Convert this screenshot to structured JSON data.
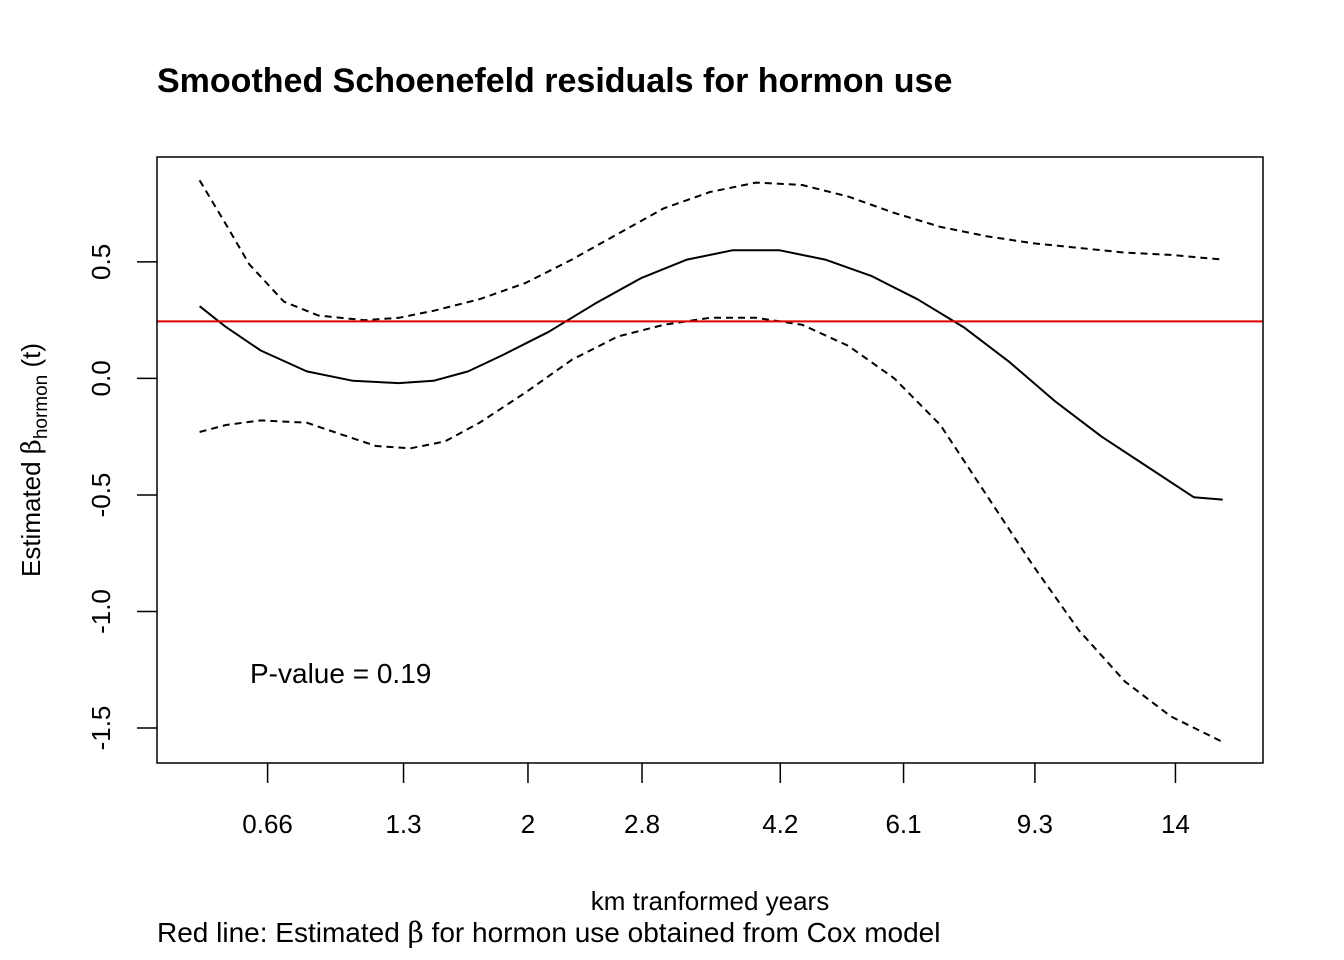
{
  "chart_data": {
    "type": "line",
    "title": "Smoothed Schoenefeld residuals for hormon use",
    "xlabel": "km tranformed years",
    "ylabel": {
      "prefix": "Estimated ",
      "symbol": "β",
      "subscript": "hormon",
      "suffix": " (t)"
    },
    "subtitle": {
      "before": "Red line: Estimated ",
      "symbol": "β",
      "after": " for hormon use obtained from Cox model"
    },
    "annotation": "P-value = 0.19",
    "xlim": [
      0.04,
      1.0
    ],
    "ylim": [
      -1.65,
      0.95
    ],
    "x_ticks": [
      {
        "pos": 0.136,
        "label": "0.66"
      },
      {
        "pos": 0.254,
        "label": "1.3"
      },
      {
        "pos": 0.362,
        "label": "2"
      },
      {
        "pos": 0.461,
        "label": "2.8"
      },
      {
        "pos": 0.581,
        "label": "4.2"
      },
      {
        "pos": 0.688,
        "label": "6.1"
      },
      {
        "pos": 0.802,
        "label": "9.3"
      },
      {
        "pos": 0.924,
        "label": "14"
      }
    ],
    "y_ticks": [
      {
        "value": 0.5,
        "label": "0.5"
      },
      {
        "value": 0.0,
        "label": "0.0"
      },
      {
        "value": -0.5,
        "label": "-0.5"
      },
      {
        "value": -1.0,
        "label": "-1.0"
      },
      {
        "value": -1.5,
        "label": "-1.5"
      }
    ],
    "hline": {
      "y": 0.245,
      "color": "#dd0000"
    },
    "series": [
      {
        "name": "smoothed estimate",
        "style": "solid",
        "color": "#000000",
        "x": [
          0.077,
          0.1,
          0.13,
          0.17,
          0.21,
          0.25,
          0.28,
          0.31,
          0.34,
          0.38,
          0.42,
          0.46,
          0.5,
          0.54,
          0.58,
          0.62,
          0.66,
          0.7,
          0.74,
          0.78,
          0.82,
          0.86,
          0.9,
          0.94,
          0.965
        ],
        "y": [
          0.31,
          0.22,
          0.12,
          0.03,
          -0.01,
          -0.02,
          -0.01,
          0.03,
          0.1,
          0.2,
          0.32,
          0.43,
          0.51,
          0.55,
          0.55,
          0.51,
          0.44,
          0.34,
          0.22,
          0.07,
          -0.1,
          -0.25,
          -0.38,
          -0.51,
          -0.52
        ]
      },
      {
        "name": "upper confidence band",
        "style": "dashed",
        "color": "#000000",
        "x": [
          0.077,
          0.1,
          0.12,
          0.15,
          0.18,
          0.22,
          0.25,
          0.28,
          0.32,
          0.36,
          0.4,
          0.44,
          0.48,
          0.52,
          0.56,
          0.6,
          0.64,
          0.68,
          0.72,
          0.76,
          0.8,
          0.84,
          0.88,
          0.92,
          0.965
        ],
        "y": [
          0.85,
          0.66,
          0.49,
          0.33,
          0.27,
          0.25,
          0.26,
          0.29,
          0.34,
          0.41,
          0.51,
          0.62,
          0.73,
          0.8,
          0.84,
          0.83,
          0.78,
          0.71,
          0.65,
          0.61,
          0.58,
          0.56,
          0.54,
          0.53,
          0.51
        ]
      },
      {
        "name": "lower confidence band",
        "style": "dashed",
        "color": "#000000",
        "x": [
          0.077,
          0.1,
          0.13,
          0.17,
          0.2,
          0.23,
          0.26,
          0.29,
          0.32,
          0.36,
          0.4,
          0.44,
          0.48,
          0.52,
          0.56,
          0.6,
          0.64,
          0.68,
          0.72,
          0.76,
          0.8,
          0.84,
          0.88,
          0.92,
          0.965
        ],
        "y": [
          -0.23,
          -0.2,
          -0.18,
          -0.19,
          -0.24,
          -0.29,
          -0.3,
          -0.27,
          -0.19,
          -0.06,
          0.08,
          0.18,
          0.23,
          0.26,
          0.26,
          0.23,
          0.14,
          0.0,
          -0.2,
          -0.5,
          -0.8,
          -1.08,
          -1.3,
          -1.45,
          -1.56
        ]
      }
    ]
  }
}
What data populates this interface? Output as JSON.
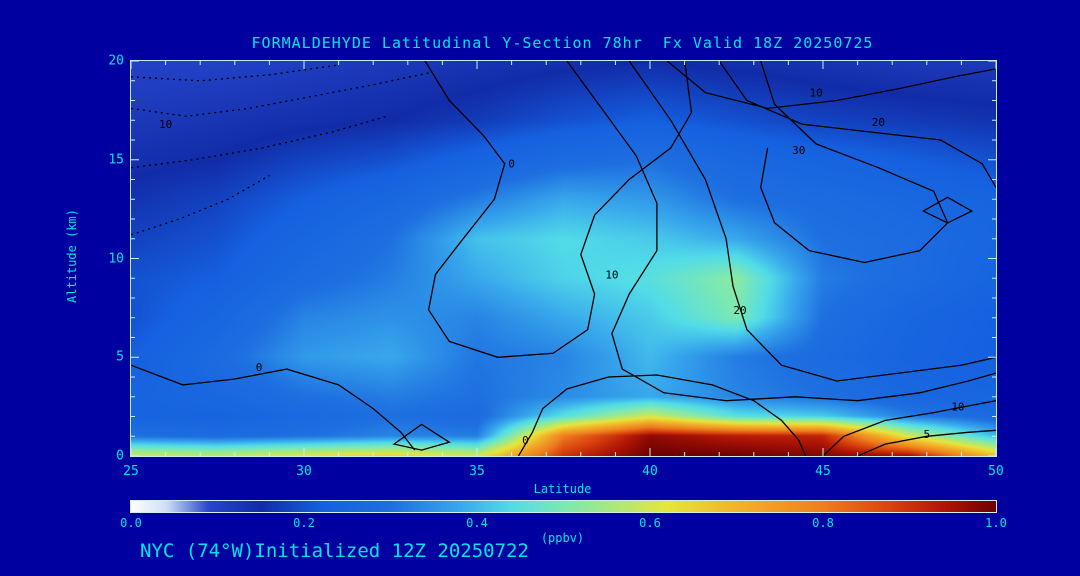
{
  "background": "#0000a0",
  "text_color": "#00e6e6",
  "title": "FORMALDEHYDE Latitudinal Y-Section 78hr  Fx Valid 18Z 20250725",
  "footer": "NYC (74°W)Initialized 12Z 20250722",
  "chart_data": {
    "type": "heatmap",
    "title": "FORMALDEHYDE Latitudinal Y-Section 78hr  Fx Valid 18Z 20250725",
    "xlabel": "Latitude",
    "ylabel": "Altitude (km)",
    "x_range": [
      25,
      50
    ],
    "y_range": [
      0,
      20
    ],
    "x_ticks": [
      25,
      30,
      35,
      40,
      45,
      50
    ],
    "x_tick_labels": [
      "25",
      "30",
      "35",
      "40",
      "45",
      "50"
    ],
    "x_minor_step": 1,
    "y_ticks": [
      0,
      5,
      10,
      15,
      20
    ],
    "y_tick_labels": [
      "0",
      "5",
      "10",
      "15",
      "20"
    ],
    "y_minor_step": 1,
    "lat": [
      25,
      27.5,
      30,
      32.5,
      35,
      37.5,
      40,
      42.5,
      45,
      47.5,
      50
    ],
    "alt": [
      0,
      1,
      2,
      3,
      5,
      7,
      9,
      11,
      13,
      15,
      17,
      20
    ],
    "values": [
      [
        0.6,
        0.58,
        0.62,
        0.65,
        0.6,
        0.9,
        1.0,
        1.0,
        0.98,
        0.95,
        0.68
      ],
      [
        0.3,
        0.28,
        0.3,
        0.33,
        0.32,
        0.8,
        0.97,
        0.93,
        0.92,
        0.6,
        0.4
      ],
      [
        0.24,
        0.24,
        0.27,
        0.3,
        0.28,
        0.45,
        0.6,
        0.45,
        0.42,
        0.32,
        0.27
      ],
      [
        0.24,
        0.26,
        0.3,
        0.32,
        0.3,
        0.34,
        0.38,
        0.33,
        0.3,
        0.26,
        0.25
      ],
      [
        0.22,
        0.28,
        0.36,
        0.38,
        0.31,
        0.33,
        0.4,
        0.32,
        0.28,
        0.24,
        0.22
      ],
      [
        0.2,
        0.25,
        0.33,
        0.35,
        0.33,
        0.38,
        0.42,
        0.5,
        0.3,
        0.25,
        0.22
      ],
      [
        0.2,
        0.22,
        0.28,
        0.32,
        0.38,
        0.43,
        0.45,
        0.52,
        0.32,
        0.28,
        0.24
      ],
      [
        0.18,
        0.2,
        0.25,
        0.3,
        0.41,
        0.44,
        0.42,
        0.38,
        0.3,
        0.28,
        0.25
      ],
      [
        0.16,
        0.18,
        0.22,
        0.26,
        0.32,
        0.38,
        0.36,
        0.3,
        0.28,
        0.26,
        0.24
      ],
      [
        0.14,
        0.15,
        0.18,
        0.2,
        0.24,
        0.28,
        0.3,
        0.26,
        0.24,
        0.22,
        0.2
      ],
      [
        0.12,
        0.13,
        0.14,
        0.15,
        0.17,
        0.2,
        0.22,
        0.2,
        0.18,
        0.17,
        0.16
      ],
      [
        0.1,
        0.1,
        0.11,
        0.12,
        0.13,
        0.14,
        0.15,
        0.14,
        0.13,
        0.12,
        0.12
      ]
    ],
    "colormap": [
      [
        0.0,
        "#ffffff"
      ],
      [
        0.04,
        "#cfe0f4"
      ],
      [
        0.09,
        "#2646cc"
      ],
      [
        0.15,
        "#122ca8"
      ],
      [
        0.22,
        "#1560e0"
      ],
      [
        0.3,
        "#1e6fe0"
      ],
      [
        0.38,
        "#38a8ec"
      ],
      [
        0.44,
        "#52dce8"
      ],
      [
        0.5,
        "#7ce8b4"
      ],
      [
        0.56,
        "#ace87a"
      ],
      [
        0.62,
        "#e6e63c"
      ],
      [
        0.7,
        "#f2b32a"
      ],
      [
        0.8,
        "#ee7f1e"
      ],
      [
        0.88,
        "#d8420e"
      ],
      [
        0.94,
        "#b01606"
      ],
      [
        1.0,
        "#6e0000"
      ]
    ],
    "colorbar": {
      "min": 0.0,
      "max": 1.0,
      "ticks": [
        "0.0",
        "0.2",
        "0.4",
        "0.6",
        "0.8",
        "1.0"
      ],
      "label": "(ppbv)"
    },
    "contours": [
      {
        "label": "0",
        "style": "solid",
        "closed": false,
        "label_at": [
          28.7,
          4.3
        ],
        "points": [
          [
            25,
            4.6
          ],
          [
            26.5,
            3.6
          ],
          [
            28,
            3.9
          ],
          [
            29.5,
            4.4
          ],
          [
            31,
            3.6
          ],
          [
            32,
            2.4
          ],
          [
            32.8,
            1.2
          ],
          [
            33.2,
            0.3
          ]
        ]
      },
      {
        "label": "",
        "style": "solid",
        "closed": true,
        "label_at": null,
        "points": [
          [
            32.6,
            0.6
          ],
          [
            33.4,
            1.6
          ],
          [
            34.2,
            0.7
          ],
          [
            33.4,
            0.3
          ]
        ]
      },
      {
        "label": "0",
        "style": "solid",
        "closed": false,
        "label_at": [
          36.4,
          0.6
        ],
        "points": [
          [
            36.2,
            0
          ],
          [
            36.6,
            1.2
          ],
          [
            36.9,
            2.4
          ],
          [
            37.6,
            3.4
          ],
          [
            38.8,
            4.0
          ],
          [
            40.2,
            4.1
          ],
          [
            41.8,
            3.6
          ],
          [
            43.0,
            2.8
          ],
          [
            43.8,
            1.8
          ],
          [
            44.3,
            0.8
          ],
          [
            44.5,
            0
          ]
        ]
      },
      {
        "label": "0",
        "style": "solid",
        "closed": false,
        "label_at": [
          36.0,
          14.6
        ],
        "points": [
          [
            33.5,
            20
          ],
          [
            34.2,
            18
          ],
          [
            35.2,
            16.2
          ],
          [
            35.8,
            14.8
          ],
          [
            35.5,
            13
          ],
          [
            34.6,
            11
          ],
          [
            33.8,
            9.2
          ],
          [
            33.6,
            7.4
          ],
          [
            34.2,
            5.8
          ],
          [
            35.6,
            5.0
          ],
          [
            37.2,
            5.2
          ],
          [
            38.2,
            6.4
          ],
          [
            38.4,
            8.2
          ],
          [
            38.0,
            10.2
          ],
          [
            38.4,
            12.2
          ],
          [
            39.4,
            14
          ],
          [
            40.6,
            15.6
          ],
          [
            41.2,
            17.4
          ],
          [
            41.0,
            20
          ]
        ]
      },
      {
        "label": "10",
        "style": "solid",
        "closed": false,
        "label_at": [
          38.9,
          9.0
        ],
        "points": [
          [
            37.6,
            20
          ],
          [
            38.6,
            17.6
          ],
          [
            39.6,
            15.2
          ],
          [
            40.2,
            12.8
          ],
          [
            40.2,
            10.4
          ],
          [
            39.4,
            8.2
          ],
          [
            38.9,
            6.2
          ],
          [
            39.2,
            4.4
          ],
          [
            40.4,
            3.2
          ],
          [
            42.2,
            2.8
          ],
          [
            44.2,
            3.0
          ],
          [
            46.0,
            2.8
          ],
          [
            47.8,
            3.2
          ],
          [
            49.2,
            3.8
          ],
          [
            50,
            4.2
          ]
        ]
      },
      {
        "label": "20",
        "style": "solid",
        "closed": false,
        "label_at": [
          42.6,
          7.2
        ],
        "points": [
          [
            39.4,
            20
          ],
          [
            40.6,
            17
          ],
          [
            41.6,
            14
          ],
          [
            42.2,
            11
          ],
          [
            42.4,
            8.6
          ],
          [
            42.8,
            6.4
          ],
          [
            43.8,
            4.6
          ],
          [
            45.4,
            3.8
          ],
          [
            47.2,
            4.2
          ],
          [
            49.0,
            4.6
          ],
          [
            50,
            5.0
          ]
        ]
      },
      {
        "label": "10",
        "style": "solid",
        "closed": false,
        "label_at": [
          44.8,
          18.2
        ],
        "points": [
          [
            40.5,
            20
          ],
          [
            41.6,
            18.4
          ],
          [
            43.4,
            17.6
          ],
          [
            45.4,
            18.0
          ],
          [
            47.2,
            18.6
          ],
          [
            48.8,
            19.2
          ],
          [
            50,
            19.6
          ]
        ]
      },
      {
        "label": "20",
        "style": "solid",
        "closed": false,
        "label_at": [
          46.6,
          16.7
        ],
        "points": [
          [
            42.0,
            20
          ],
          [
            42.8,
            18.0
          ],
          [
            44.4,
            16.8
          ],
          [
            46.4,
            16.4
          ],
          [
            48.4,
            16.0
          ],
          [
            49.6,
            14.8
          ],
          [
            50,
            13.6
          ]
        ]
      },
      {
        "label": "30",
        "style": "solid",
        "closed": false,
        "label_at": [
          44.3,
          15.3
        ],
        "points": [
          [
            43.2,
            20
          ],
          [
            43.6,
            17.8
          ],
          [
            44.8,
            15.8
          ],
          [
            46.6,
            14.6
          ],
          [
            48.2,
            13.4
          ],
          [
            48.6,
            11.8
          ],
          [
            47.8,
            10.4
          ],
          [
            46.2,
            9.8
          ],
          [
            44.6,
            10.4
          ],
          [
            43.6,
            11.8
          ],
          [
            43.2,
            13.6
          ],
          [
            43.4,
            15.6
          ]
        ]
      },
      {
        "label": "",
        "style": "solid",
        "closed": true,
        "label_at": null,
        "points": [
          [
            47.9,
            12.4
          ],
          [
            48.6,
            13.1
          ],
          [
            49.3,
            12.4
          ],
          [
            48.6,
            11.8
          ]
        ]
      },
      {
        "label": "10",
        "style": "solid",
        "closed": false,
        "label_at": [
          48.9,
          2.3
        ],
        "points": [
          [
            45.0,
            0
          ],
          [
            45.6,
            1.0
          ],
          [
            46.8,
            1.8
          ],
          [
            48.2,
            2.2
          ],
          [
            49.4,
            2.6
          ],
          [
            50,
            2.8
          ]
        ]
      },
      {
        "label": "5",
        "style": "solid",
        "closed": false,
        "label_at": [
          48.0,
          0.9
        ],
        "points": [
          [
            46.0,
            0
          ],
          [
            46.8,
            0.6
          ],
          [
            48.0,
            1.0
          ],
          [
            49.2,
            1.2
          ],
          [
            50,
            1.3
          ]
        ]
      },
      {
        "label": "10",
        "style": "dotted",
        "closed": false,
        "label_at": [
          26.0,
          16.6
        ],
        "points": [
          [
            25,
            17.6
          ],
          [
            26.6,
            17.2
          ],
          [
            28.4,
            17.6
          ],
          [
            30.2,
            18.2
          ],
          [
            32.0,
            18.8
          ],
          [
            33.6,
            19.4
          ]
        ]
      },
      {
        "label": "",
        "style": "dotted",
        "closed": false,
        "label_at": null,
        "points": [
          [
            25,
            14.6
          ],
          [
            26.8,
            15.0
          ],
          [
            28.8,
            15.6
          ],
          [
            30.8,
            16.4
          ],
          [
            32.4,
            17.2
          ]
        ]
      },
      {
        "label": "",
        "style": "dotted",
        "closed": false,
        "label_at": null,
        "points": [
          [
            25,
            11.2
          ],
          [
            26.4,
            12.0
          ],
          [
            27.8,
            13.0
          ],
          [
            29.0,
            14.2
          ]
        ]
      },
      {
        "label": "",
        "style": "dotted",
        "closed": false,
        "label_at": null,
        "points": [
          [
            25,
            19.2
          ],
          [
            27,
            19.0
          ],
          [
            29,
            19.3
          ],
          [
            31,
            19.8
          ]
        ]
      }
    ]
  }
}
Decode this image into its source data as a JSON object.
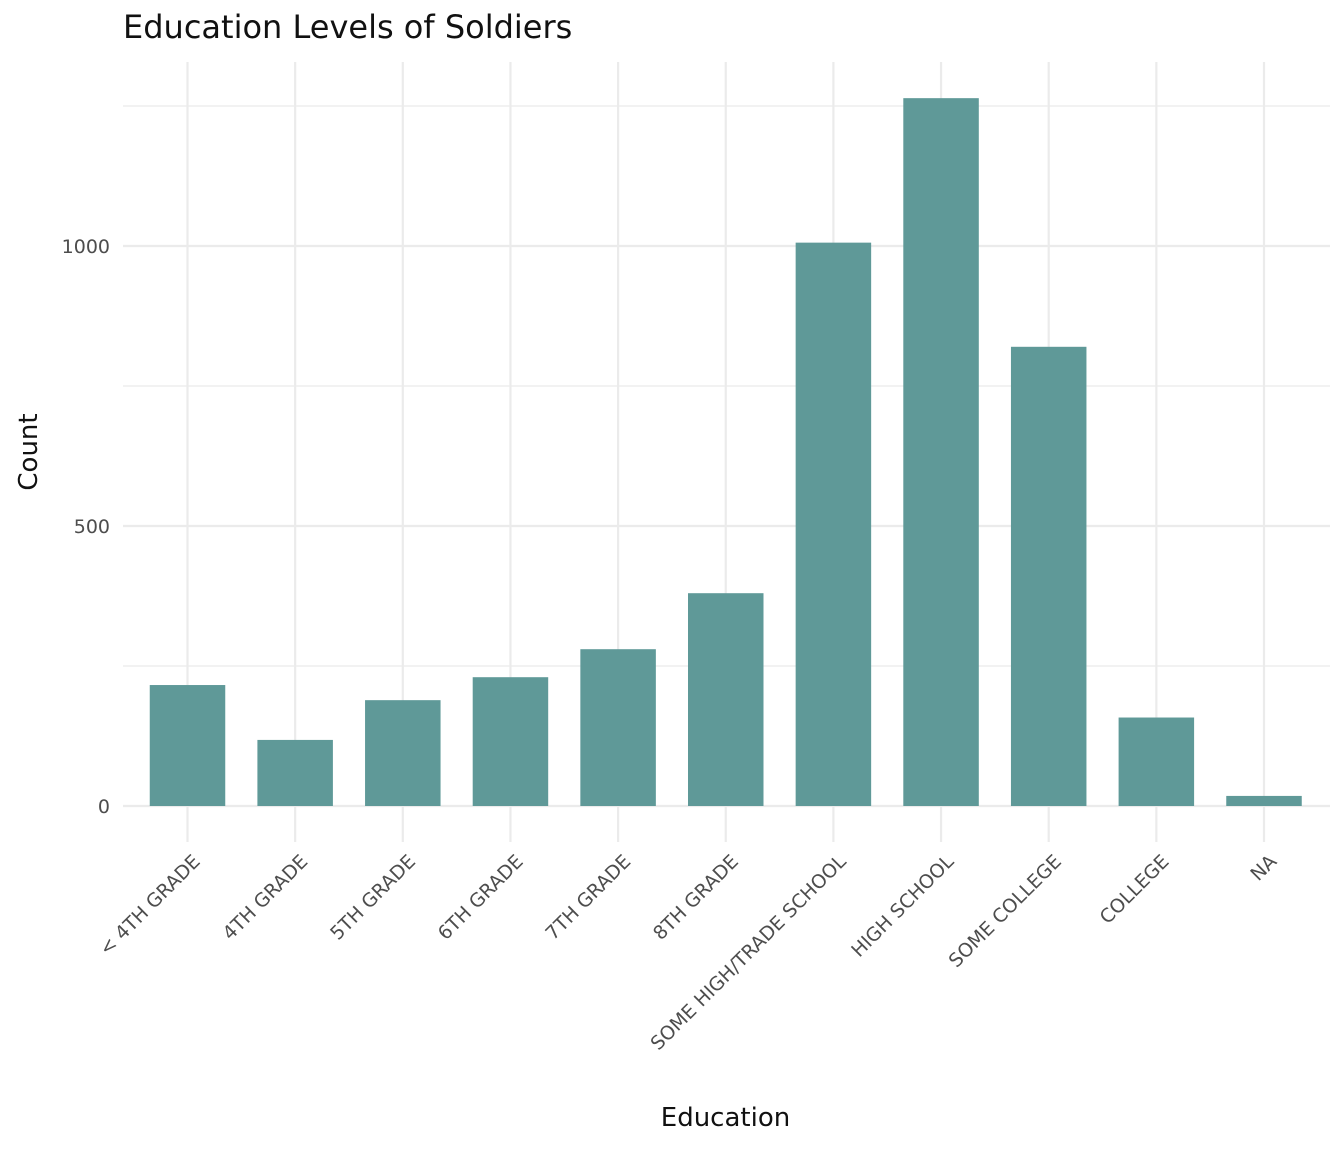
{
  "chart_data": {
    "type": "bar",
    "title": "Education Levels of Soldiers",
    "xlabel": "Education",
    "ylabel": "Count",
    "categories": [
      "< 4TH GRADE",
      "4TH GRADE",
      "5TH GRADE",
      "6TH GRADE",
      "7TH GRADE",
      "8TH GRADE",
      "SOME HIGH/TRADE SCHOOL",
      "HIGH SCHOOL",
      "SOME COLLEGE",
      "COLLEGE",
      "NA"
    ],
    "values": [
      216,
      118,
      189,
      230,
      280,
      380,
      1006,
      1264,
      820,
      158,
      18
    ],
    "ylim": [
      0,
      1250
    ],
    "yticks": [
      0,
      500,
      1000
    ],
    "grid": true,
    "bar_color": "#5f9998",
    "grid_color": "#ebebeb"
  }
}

* [Aim] Gather all lines from the listing above in which "Section" occurs.

* [Correct answer]
  "title": "FORMALDEHYDE Latitudinal Y-Section 78hr  Fx Valid 18Z 20250725",
    "title": "FORMALDEHYDE Latitudinal Y-Section 78hr  Fx Valid 18Z 20250725",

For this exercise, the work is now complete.